---------- Records supplied ----------

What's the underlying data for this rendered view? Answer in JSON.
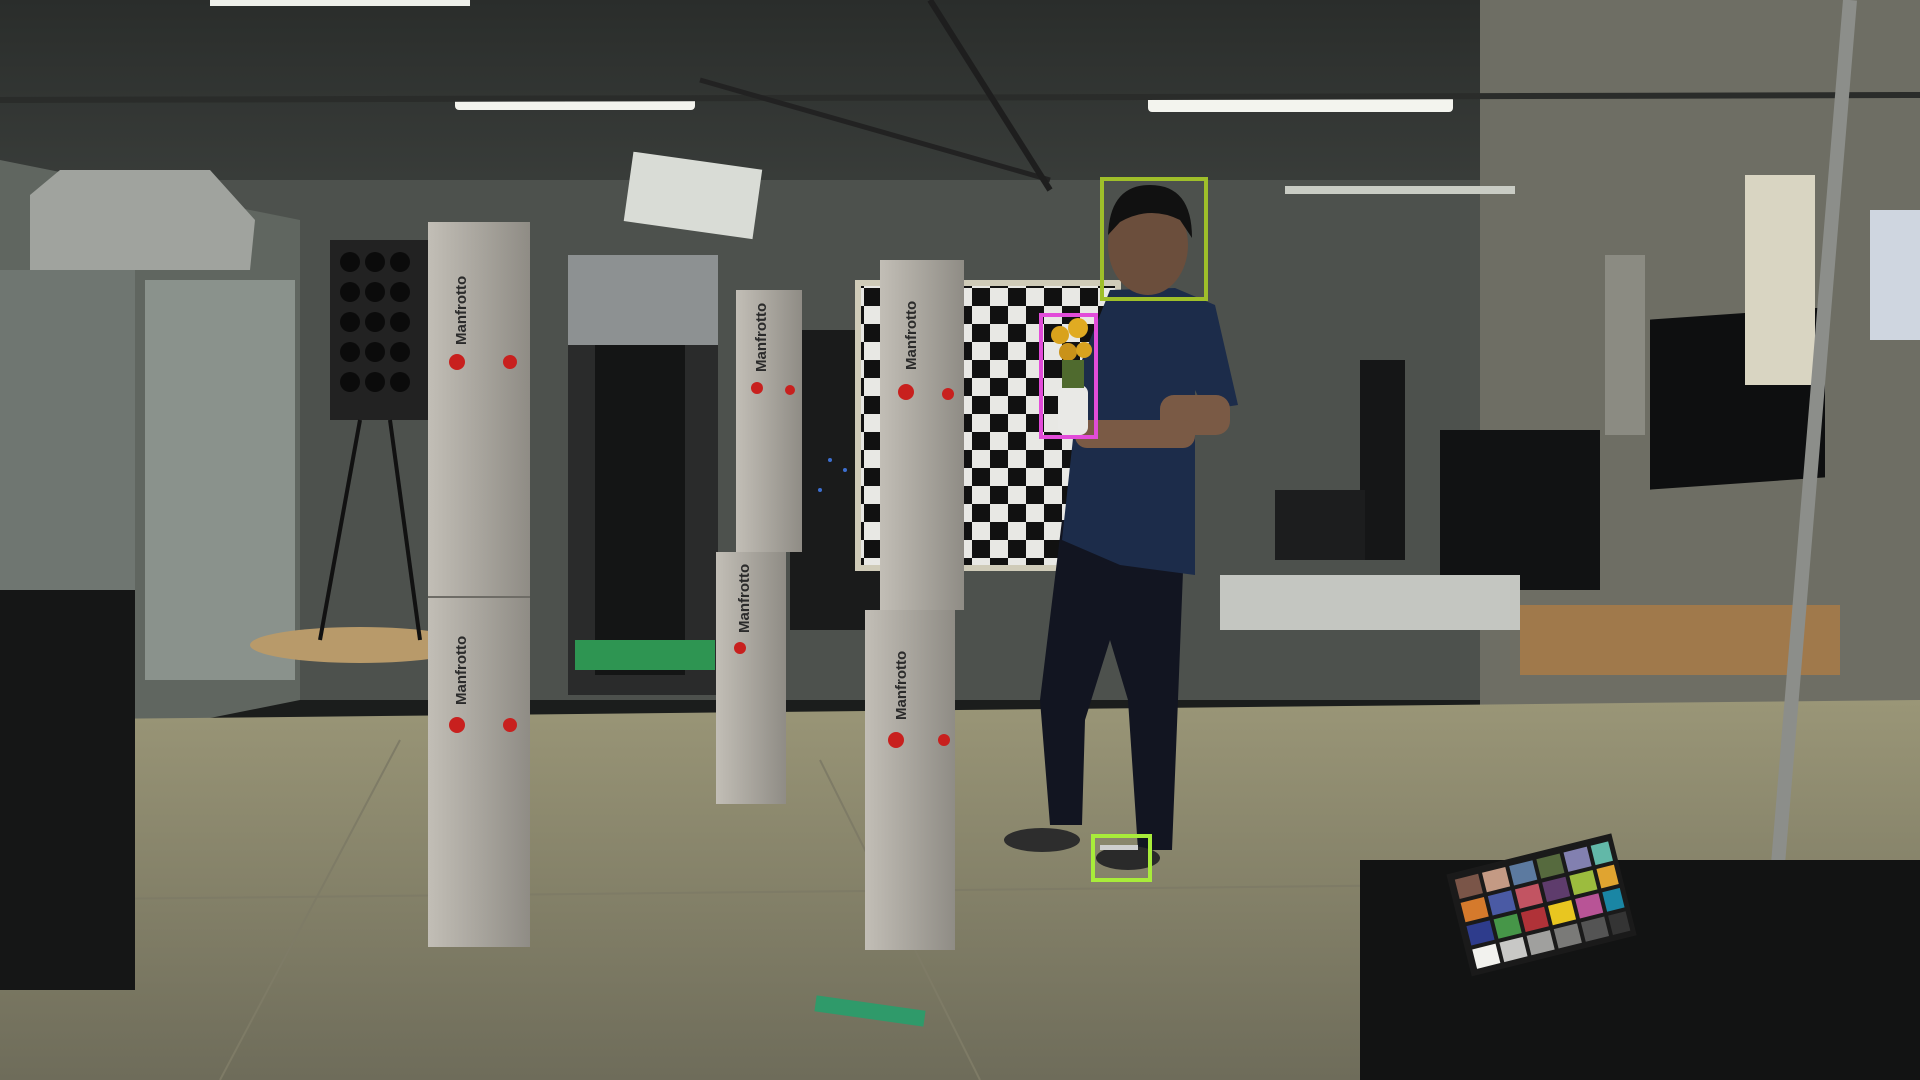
{
  "scene": {
    "box_brand_text": "Manfrotto"
  },
  "annotations": [
    {
      "label": "",
      "color": "#9fbf2a"
    },
    {
      "label": "",
      "color": "#e24cd9"
    },
    {
      "label": "",
      "color": "#a8ec3a"
    }
  ],
  "colors": {
    "floor": "#8d8a72",
    "ceiling": "#3a3d3a",
    "wall": "#565a56",
    "box": "#a9a6a0",
    "shirt": "#1c2c4a"
  }
}
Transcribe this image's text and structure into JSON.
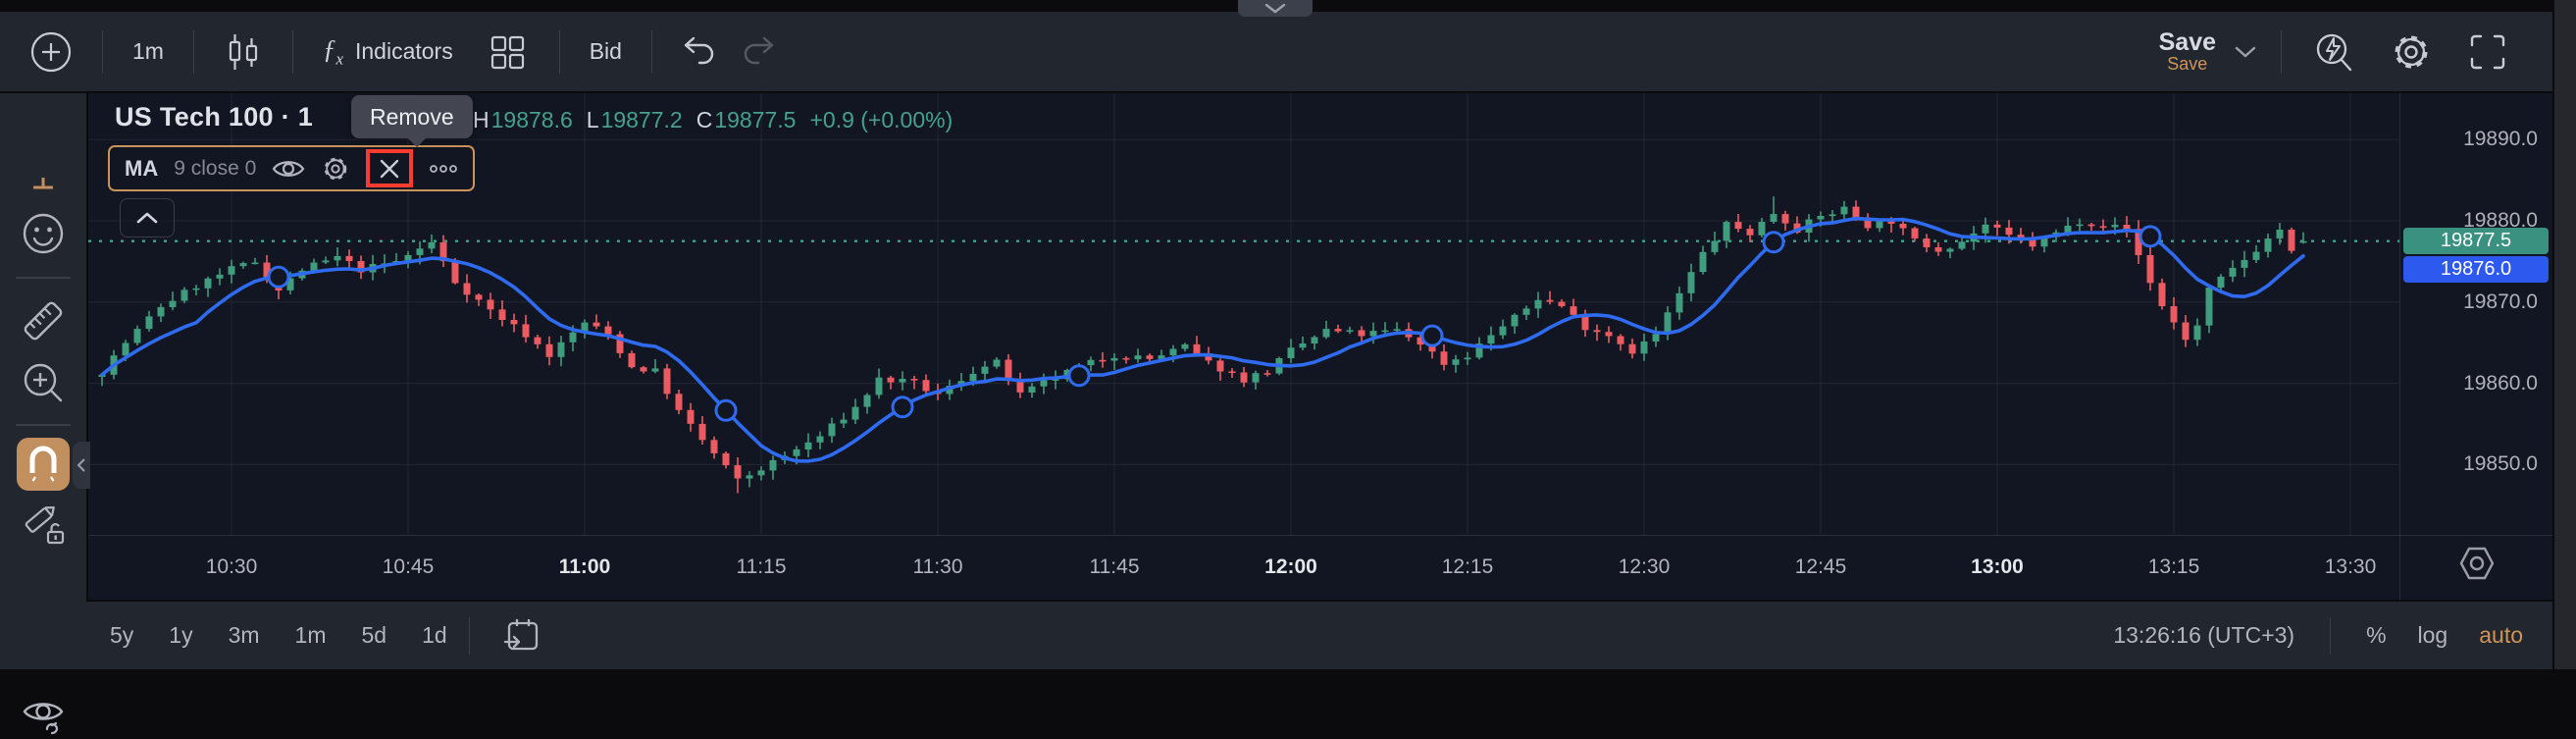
{
  "header": {
    "interval": "1m",
    "indicators_label": "Indicators",
    "fx_glyph": "ƒ",
    "fx_sub": "x",
    "bid_label": "Bid",
    "save_label": "Save",
    "save_sub_label": "Save"
  },
  "legend": {
    "title": "US Tech 100 · 1",
    "tooltip": "Remove",
    "ohlc": [
      {
        "label": "H",
        "value": "19878.6"
      },
      {
        "label": "L",
        "value": "19877.2"
      },
      {
        "label": "C",
        "value": "19877.5"
      }
    ],
    "change": "+0.9 (+0.00%)",
    "ma_label": "MA",
    "ma_params": "9 close 0"
  },
  "price_axis": {
    "ticks": [
      "19890.0",
      "19880.0",
      "19870.0",
      "19860.0",
      "19850.0"
    ],
    "tick_values": [
      19890,
      19880,
      19870,
      19860,
      19850
    ],
    "last_price_badge": {
      "label": "19877.5",
      "color": "#3a9180"
    },
    "secondary_badge": {
      "label": "19876.0",
      "color": "#2e59ef"
    }
  },
  "time_axis": {
    "ticks": [
      {
        "label": "10:30",
        "bold": false
      },
      {
        "label": "10:45",
        "bold": false
      },
      {
        "label": "11:00",
        "bold": true
      },
      {
        "label": "11:15",
        "bold": false
      },
      {
        "label": "11:30",
        "bold": false
      },
      {
        "label": "11:45",
        "bold": false
      },
      {
        "label": "12:00",
        "bold": true
      },
      {
        "label": "12:15",
        "bold": false
      },
      {
        "label": "12:30",
        "bold": false
      },
      {
        "label": "12:45",
        "bold": false
      },
      {
        "label": "13:00",
        "bold": true
      },
      {
        "label": "13:15",
        "bold": false
      },
      {
        "label": "13:30",
        "bold": false
      }
    ]
  },
  "bottom_bar": {
    "ranges": [
      "5y",
      "1y",
      "3m",
      "1m",
      "5d",
      "1d"
    ],
    "clock": "13:26:16 (UTC+3)",
    "percent_label": "%",
    "log_label": "log",
    "auto_label": "auto"
  },
  "colors": {
    "up": "#3f9c7d",
    "down": "#ec5a62",
    "ma_line": "#2f6bf0",
    "last_price_line": "#3ea78f",
    "accent_orange": "#c9935b",
    "highlight_red": "#f93b30",
    "grid": "rgba(255,255,255,0.07)",
    "chart_bg": "#121622"
  },
  "icons": {
    "header_left": [
      "plus-icon",
      "candles-style-icon",
      "fx-icon",
      "grid-layout-icon",
      "undo-icon",
      "redo-icon"
    ],
    "header_right": [
      "chevron-down-icon",
      "flash-search-icon",
      "gear-icon",
      "fullscreen-icon"
    ],
    "sidebar": [
      "active-tool-partial-icon",
      "emoji-icon",
      "ruler-icon",
      "zoom-in-icon",
      "magnet-icon",
      "pencil-lock-icon",
      "lock-icon",
      "eye-icon",
      "collapse-chevron-icon"
    ],
    "legend": [
      "eye-icon",
      "gear-icon",
      "close-icon",
      "more-dots-icon"
    ],
    "axis": [
      "hexagon-settings-icon"
    ],
    "bottom": [
      "go-to-date-icon"
    ],
    "top": [
      "chevron-down-icon"
    ]
  },
  "chart_data": {
    "type": "candlestick",
    "symbol": "US Tech 100",
    "interval_minutes": 1,
    "title": "US Tech 100 · 1",
    "last_price": 19877.5,
    "secondary_price": 19876.0,
    "start_time": "10:19",
    "end_time": "13:26",
    "y_axis": {
      "tick_values": [
        19890,
        19880,
        19870,
        19860,
        19850
      ],
      "visible_range": [
        19841.5,
        19895.8
      ]
    },
    "x_axis": {
      "tick_labels": [
        "10:30",
        "10:45",
        "11:00",
        "11:15",
        "11:30",
        "11:45",
        "12:00",
        "12:15",
        "12:30",
        "12:45",
        "13:00",
        "13:15",
        "13:30"
      ]
    },
    "grid": true,
    "ma": {
      "label": "MA",
      "params": "9 close 0",
      "period": 9,
      "source": "close",
      "offset": 0
    },
    "ma_anchor_times": [
      "10:34",
      "11:12",
      "11:27",
      "11:42",
      "12:12",
      "12:41",
      "13:13"
    ],
    "extremes": {
      "session_low": {
        "time": "11:13",
        "price": 19846.5
      },
      "local_high": {
        "time": "12:41",
        "price": 19883.0
      },
      "last_candle": {
        "open": 19877.3,
        "high": 19878.6,
        "low": 19877.2,
        "close": 19877.5
      }
    },
    "price_path": [
      [
        "10:19",
        19861.5
      ],
      [
        "10:21",
        19865
      ],
      [
        "10:24",
        19869.5
      ],
      [
        "10:27",
        19872
      ],
      [
        "10:30",
        19874
      ],
      [
        "10:32",
        19875
      ],
      [
        "10:34",
        19871.5
      ],
      [
        "10:36",
        19874
      ],
      [
        "10:39",
        19875.5
      ],
      [
        "10:41",
        19874
      ],
      [
        "10:44",
        19875
      ],
      [
        "10:47",
        19877.3
      ],
      [
        "10:49",
        19872.5
      ],
      [
        "10:52",
        19869
      ],
      [
        "10:55",
        19866
      ],
      [
        "10:57",
        19863.5
      ],
      [
        "11:00",
        19867.5
      ],
      [
        "11:02",
        19866
      ],
      [
        "11:04",
        19862
      ],
      [
        "11:06",
        19861.5
      ],
      [
        "11:08",
        19856.5
      ],
      [
        "11:10",
        19853
      ],
      [
        "11:13",
        19848
      ],
      [
        "11:15",
        19849.5
      ],
      [
        "11:17",
        19851
      ],
      [
        "11:20",
        19853.5
      ],
      [
        "11:23",
        19857
      ],
      [
        "11:25",
        19860.5
      ],
      [
        "11:28",
        19860
      ],
      [
        "11:30",
        19858.5
      ],
      [
        "11:33",
        19861.5
      ],
      [
        "11:35",
        19862.5
      ],
      [
        "11:37",
        19858.5
      ],
      [
        "11:39",
        19860
      ],
      [
        "11:42",
        19862
      ],
      [
        "11:45",
        19863.5
      ],
      [
        "11:48",
        19863
      ],
      [
        "11:51",
        19864.5
      ],
      [
        "11:53",
        19862.5
      ],
      [
        "11:56",
        19860.5
      ],
      [
        "11:58",
        19861.5
      ],
      [
        "12:00",
        19864
      ],
      [
        "12:03",
        19866.5
      ],
      [
        "12:06",
        19866
      ],
      [
        "12:09",
        19866.5
      ],
      [
        "12:11",
        19865
      ],
      [
        "12:13",
        19862.5
      ],
      [
        "12:15",
        19863.5
      ],
      [
        "12:17",
        19866
      ],
      [
        "12:19",
        19868
      ],
      [
        "12:21",
        19870.5
      ],
      [
        "12:23",
        19869.5
      ],
      [
        "12:25",
        19867
      ],
      [
        "12:27",
        19866
      ],
      [
        "12:29",
        19864
      ],
      [
        "12:31",
        19866
      ],
      [
        "12:33",
        19871
      ],
      [
        "12:35",
        19876
      ],
      [
        "12:37",
        19879.5
      ],
      [
        "12:39",
        19878.5
      ],
      [
        "12:41",
        19881
      ],
      [
        "12:43",
        19879
      ],
      [
        "12:45",
        19880.5
      ],
      [
        "12:47",
        19881.5
      ],
      [
        "12:49",
        19879.5
      ],
      [
        "12:51",
        19880
      ],
      [
        "12:53",
        19877.5
      ],
      [
        "12:55",
        19876.5
      ],
      [
        "12:57",
        19877.5
      ],
      [
        "12:59",
        19879.5
      ],
      [
        "13:01",
        19878
      ],
      [
        "13:03",
        19877
      ],
      [
        "13:05",
        19878.5
      ],
      [
        "13:07",
        19880
      ],
      [
        "13:09",
        19879.5
      ],
      [
        "13:11",
        19879
      ],
      [
        "13:13",
        19872.5
      ],
      [
        "13:14",
        19869.5
      ],
      [
        "13:16",
        19865.5
      ],
      [
        "13:17",
        19867
      ],
      [
        "13:18",
        19871.5
      ],
      [
        "13:20",
        19874
      ],
      [
        "13:22",
        19876.5
      ],
      [
        "13:24",
        19879
      ],
      [
        "13:25",
        19876
      ],
      [
        "13:26",
        19877.5
      ]
    ]
  }
}
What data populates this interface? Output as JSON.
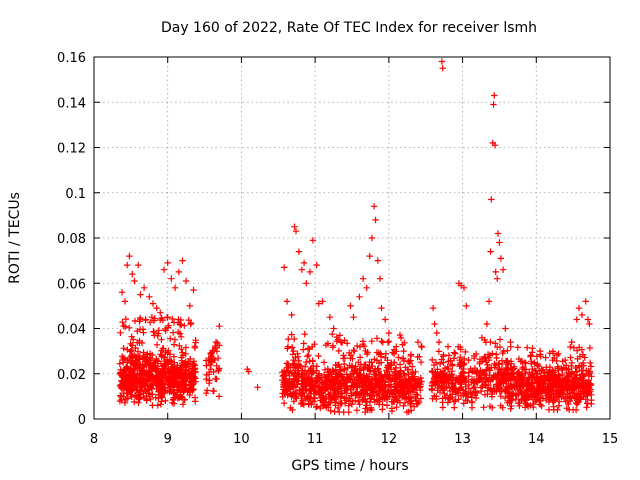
{
  "chart_data": {
    "type": "scatter",
    "title": "Day 160 of 2022, Rate Of TEC Index for receiver lsmh",
    "xlabel": "GPS time / hours",
    "ylabel": "ROTI / TECUs",
    "xlim": [
      8,
      15
    ],
    "ylim": [
      0,
      0.16
    ],
    "xticks": [
      8,
      9,
      10,
      11,
      12,
      13,
      14,
      15
    ],
    "xtick_labels": [
      "8",
      "9",
      "10",
      "11",
      "12",
      "13",
      "14",
      "15"
    ],
    "yticks": [
      0,
      0.02,
      0.04,
      0.06,
      0.08,
      0.1,
      0.12,
      0.14,
      0.16
    ],
    "ytick_labels": [
      "0",
      "0.02",
      "0.04",
      "0.06",
      "0.08",
      "0.1",
      "0.12",
      "0.14",
      "0.16"
    ],
    "grid": true,
    "marker": "+",
    "color": "#ff0000",
    "series": [
      {
        "name": "ROTI",
        "points": [
          [
            8.38,
            0.056
          ],
          [
            8.42,
            0.052
          ],
          [
            8.45,
            0.068
          ],
          [
            8.48,
            0.072
          ],
          [
            8.52,
            0.064
          ],
          [
            8.55,
            0.061
          ],
          [
            8.6,
            0.068
          ],
          [
            8.63,
            0.055
          ],
          [
            8.68,
            0.058
          ],
          [
            8.75,
            0.054
          ],
          [
            8.8,
            0.051
          ],
          [
            8.85,
            0.049
          ],
          [
            8.9,
            0.047
          ],
          [
            8.95,
            0.066
          ],
          [
            9.0,
            0.069
          ],
          [
            9.05,
            0.062
          ],
          [
            9.1,
            0.058
          ],
          [
            9.15,
            0.065
          ],
          [
            9.2,
            0.07
          ],
          [
            9.25,
            0.061
          ],
          [
            9.3,
            0.05
          ],
          [
            9.35,
            0.057
          ],
          [
            9.0,
            0.045
          ],
          [
            8.7,
            0.044
          ],
          [
            9.7,
            0.041
          ],
          [
            10.08,
            0.022
          ],
          [
            10.1,
            0.021
          ],
          [
            10.22,
            0.014
          ],
          [
            10.58,
            0.067
          ],
          [
            10.62,
            0.052
          ],
          [
            10.68,
            0.046
          ],
          [
            10.72,
            0.085
          ],
          [
            10.74,
            0.083
          ],
          [
            10.78,
            0.074
          ],
          [
            10.82,
            0.066
          ],
          [
            10.85,
            0.069
          ],
          [
            10.88,
            0.06
          ],
          [
            10.93,
            0.065
          ],
          [
            10.97,
            0.079
          ],
          [
            11.02,
            0.068
          ],
          [
            11.05,
            0.051
          ],
          [
            11.1,
            0.052
          ],
          [
            11.2,
            0.045
          ],
          [
            11.25,
            0.04
          ],
          [
            11.35,
            0.034
          ],
          [
            11.48,
            0.05
          ],
          [
            11.52,
            0.045
          ],
          [
            11.6,
            0.054
          ],
          [
            11.65,
            0.062
          ],
          [
            11.7,
            0.058
          ],
          [
            11.74,
            0.072
          ],
          [
            11.77,
            0.08
          ],
          [
            11.8,
            0.094
          ],
          [
            11.82,
            0.088
          ],
          [
            11.85,
            0.07
          ],
          [
            11.88,
            0.062
          ],
          [
            11.9,
            0.049
          ],
          [
            11.95,
            0.044
          ],
          [
            12.0,
            0.038
          ],
          [
            12.1,
            0.032
          ],
          [
            12.2,
            0.03
          ],
          [
            12.6,
            0.049
          ],
          [
            12.62,
            0.042
          ],
          [
            12.65,
            0.038
          ],
          [
            12.68,
            0.034
          ],
          [
            12.72,
            0.158
          ],
          [
            12.73,
            0.155
          ],
          [
            12.95,
            0.06
          ],
          [
            12.98,
            0.059
          ],
          [
            13.02,
            0.058
          ],
          [
            13.05,
            0.05
          ],
          [
            13.3,
            0.035
          ],
          [
            13.33,
            0.042
          ],
          [
            13.36,
            0.052
          ],
          [
            13.38,
            0.074
          ],
          [
            13.39,
            0.097
          ],
          [
            13.41,
            0.122
          ],
          [
            13.42,
            0.139
          ],
          [
            13.43,
            0.143
          ],
          [
            13.44,
            0.121
          ],
          [
            13.45,
            0.065
          ],
          [
            13.47,
            0.062
          ],
          [
            13.48,
            0.082
          ],
          [
            13.5,
            0.078
          ],
          [
            13.52,
            0.071
          ],
          [
            13.55,
            0.066
          ],
          [
            13.58,
            0.04
          ],
          [
            13.65,
            0.034
          ],
          [
            14.48,
            0.034
          ],
          [
            14.55,
            0.044
          ],
          [
            14.58,
            0.049
          ],
          [
            14.62,
            0.046
          ],
          [
            14.67,
            0.052
          ],
          [
            14.7,
            0.044
          ],
          [
            14.72,
            0.042
          ]
        ],
        "clusters": [
          {
            "x0": 8.35,
            "x1": 9.38,
            "ymin": 0.006,
            "ymax": 0.045,
            "ypeak": 0.018,
            "count": 720
          },
          {
            "x0": 9.52,
            "x1": 9.7,
            "ymin": 0.01,
            "ymax": 0.034,
            "ypeak": 0.022,
            "count": 45
          },
          {
            "x0": 10.55,
            "x1": 12.45,
            "ymin": 0.003,
            "ymax": 0.038,
            "ypeak": 0.014,
            "count": 950
          },
          {
            "x0": 12.58,
            "x1": 13.6,
            "ymin": 0.005,
            "ymax": 0.036,
            "ypeak": 0.016,
            "count": 380
          },
          {
            "x0": 13.6,
            "x1": 14.75,
            "ymin": 0.004,
            "ymax": 0.032,
            "ypeak": 0.014,
            "count": 640
          }
        ]
      }
    ]
  }
}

----------

#### What you have to do
Using the entries above, tally how many lines have the word "JSON" in them; write the number and nothing more.

#### Problem solution
3